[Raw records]
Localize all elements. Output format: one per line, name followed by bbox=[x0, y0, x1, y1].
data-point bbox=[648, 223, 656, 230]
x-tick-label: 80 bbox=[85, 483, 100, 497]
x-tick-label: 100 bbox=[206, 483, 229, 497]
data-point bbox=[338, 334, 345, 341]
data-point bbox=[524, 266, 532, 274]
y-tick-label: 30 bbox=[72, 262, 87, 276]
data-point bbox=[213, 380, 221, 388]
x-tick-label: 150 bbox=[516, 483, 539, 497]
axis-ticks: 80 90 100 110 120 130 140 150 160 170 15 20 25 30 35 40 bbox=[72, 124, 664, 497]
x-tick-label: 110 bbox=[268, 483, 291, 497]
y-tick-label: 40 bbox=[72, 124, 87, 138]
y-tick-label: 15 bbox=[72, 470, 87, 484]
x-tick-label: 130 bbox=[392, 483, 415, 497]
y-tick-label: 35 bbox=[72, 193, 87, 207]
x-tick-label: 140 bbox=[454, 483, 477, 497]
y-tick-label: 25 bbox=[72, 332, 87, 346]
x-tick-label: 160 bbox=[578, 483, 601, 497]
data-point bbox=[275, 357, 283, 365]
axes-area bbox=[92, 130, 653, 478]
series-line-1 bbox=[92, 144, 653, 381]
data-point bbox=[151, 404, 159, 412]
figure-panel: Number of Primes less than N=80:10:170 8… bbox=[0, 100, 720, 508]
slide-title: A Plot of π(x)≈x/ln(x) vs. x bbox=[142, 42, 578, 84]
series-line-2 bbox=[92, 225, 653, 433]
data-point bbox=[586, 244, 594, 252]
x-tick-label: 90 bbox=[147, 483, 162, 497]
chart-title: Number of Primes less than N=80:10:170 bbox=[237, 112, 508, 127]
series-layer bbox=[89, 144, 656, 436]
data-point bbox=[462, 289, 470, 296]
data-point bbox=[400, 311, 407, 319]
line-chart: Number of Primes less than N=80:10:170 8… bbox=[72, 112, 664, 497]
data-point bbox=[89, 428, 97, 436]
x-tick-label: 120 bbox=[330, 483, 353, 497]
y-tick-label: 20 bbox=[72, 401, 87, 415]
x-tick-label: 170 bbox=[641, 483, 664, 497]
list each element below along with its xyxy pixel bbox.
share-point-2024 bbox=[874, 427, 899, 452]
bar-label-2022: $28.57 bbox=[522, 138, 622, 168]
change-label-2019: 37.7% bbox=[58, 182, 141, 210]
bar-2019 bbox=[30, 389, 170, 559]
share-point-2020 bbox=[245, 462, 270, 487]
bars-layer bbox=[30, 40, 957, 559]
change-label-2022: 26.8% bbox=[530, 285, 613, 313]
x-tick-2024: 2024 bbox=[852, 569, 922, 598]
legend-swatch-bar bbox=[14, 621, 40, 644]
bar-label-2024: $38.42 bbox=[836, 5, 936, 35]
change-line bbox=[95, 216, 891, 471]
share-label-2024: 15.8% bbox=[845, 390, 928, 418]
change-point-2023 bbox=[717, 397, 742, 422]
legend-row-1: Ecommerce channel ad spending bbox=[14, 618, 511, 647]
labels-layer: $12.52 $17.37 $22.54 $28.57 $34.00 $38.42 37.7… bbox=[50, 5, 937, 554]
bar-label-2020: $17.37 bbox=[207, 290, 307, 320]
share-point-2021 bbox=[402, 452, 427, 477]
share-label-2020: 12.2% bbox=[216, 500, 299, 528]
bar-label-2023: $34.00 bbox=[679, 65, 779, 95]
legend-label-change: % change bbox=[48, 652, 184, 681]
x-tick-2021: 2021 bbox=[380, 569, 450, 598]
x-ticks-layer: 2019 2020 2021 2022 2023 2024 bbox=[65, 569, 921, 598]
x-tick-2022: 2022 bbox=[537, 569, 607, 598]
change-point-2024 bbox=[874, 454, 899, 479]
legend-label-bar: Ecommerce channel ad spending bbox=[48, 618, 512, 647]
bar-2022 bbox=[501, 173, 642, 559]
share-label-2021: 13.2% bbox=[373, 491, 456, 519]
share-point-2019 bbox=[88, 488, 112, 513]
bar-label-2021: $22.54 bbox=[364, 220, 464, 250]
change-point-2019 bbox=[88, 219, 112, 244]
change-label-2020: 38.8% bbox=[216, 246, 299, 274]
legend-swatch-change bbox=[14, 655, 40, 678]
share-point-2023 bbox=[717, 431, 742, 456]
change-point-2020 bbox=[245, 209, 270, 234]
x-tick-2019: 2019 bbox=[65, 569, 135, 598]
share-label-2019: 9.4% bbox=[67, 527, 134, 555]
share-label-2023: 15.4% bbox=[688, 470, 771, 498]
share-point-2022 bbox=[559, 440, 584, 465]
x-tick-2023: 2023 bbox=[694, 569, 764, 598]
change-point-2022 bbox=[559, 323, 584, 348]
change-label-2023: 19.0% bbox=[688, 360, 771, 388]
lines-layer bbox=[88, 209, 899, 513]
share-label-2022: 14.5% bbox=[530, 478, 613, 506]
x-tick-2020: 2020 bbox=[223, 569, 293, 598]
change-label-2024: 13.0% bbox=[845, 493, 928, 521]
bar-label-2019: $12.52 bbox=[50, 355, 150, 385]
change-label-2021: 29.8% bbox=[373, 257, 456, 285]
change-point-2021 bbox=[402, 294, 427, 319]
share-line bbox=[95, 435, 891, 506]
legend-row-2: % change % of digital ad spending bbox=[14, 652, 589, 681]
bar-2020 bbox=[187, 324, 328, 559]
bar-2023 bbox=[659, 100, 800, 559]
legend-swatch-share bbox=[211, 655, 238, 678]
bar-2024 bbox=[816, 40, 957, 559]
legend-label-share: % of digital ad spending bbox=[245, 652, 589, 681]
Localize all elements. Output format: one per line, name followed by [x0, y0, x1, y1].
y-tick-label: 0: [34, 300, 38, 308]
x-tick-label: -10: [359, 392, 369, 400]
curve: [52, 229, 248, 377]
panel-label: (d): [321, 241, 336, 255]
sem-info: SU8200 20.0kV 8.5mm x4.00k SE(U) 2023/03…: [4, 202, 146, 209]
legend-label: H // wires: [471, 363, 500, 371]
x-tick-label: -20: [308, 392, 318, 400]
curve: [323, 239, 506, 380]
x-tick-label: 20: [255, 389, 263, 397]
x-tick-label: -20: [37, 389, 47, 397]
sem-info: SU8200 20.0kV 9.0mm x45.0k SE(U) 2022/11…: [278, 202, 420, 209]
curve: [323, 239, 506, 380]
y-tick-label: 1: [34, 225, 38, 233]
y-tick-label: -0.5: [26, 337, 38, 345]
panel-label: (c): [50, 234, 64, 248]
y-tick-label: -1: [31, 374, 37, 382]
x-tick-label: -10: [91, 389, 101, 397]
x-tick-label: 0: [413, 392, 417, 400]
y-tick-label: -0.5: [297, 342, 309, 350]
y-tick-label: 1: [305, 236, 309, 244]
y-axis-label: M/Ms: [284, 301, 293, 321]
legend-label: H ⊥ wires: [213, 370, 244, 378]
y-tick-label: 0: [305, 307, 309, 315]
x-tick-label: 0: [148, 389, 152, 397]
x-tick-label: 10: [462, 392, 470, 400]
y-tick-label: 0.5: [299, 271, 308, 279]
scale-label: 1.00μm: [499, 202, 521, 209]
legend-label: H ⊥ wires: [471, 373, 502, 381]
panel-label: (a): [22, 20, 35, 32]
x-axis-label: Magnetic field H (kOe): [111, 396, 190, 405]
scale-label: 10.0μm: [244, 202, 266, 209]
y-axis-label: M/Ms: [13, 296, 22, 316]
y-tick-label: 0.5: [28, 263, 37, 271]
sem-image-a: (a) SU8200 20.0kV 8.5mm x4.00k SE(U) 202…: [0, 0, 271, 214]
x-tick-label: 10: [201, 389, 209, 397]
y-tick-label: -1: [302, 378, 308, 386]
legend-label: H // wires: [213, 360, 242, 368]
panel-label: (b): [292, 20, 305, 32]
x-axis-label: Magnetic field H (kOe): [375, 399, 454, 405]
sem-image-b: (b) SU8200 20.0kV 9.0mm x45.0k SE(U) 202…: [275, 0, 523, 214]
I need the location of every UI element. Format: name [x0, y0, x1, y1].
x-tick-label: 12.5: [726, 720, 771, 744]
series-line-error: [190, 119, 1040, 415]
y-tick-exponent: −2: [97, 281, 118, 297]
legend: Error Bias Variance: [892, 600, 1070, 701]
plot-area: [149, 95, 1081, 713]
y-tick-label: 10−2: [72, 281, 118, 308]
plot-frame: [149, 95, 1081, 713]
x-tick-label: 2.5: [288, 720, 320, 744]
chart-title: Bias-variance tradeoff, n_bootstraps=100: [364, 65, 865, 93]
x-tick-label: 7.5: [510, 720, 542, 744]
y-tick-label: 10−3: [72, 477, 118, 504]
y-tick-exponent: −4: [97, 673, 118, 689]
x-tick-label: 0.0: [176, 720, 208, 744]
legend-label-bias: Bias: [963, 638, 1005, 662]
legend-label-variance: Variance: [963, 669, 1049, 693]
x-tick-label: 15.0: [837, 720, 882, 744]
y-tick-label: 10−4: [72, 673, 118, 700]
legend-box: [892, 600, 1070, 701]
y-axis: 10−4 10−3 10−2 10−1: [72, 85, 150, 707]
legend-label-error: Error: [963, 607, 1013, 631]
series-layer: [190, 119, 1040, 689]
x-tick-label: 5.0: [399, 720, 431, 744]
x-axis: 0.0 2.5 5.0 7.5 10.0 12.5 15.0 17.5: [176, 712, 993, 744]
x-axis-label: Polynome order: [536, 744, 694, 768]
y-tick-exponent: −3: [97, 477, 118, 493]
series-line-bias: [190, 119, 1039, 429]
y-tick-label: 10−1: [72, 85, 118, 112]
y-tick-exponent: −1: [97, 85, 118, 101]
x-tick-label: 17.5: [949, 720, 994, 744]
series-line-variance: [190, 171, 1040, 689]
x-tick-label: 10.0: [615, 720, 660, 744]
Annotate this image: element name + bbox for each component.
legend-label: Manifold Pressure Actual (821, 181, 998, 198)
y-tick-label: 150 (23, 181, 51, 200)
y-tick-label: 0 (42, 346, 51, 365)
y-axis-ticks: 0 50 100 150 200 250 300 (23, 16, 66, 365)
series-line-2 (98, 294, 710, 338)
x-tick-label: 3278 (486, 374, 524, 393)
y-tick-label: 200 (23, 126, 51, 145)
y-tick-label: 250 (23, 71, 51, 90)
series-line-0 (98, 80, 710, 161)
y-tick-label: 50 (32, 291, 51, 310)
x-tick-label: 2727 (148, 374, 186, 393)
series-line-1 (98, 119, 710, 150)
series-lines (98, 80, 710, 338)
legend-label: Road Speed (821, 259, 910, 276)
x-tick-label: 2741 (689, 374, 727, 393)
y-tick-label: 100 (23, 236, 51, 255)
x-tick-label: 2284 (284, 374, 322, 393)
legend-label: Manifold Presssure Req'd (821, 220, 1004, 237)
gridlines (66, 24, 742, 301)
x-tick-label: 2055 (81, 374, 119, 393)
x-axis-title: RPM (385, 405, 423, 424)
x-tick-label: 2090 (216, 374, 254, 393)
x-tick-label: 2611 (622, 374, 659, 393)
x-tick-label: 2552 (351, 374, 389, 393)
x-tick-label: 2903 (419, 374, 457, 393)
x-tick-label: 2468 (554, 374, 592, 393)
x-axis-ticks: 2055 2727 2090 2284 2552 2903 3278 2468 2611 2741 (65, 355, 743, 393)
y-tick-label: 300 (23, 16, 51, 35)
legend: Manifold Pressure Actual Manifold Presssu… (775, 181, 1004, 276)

What is expected:
Copy out the entries word for word, starting with the first line and ending with the line that contains "x-tick-2024: 2024 bbox=[852, 569, 922, 598]". Include both of those lines.

Exercise output:
Localize all elements. Output format: one per line, name followed by bbox=[x0, y0, x1, y1].
data-point bbox=[648, 223, 656, 230]
x-tick-label: 80 bbox=[85, 483, 100, 497]
x-tick-label: 100 bbox=[206, 483, 229, 497]
data-point bbox=[338, 334, 345, 341]
data-point bbox=[524, 266, 532, 274]
y-tick-label: 30 bbox=[72, 262, 87, 276]
data-point bbox=[213, 380, 221, 388]
x-tick-label: 150 bbox=[516, 483, 539, 497]
axis-ticks: 80 90 100 110 120 130 140 150 160 170 15 20 25 30 35 40 bbox=[72, 124, 664, 497]
x-tick-label: 110 bbox=[268, 483, 291, 497]
y-tick-label: 40 bbox=[72, 124, 87, 138]
y-tick-label: 15 bbox=[72, 470, 87, 484]
x-tick-label: 130 bbox=[392, 483, 415, 497]
y-tick-label: 35 bbox=[72, 193, 87, 207]
x-tick-label: 140 bbox=[454, 483, 477, 497]
y-tick-label: 25 bbox=[72, 332, 87, 346]
x-tick-label: 160 bbox=[578, 483, 601, 497]
data-point bbox=[275, 357, 283, 365]
axes-area bbox=[92, 130, 653, 478]
series-line-1 bbox=[92, 144, 653, 381]
data-point bbox=[151, 404, 159, 412]
figure-panel: Number of Primes less than N=80:10:170 8… bbox=[0, 100, 720, 508]
slide-title: A Plot of π(x)≈x/ln(x) vs. x bbox=[142, 42, 578, 84]
series-line-2 bbox=[92, 225, 653, 433]
data-point bbox=[586, 244, 594, 252]
x-tick-label: 90 bbox=[147, 483, 162, 497]
chart-title: Number of Primes less than N=80:10:170 bbox=[237, 112, 508, 127]
series-layer bbox=[89, 144, 656, 436]
data-point bbox=[462, 289, 470, 296]
data-point bbox=[400, 311, 407, 319]
line-chart: Number of Primes less than N=80:10:170 8… bbox=[72, 112, 664, 497]
data-point bbox=[89, 428, 97, 436]
x-tick-label: 120 bbox=[330, 483, 353, 497]
y-tick-label: 20 bbox=[72, 401, 87, 415]
x-tick-label: 170 bbox=[641, 483, 664, 497]
list each element below along with its xyxy pixel bbox.
share-point-2024 bbox=[874, 427, 899, 452]
bar-label-2022: $28.57 bbox=[522, 138, 622, 168]
change-label-2019: 37.7% bbox=[58, 182, 141, 210]
bar-2019 bbox=[30, 389, 170, 559]
share-point-2020 bbox=[245, 462, 270, 487]
bars-layer bbox=[30, 40, 957, 559]
change-label-2022: 26.8% bbox=[530, 285, 613, 313]
x-tick-2024: 2024 bbox=[852, 569, 922, 598]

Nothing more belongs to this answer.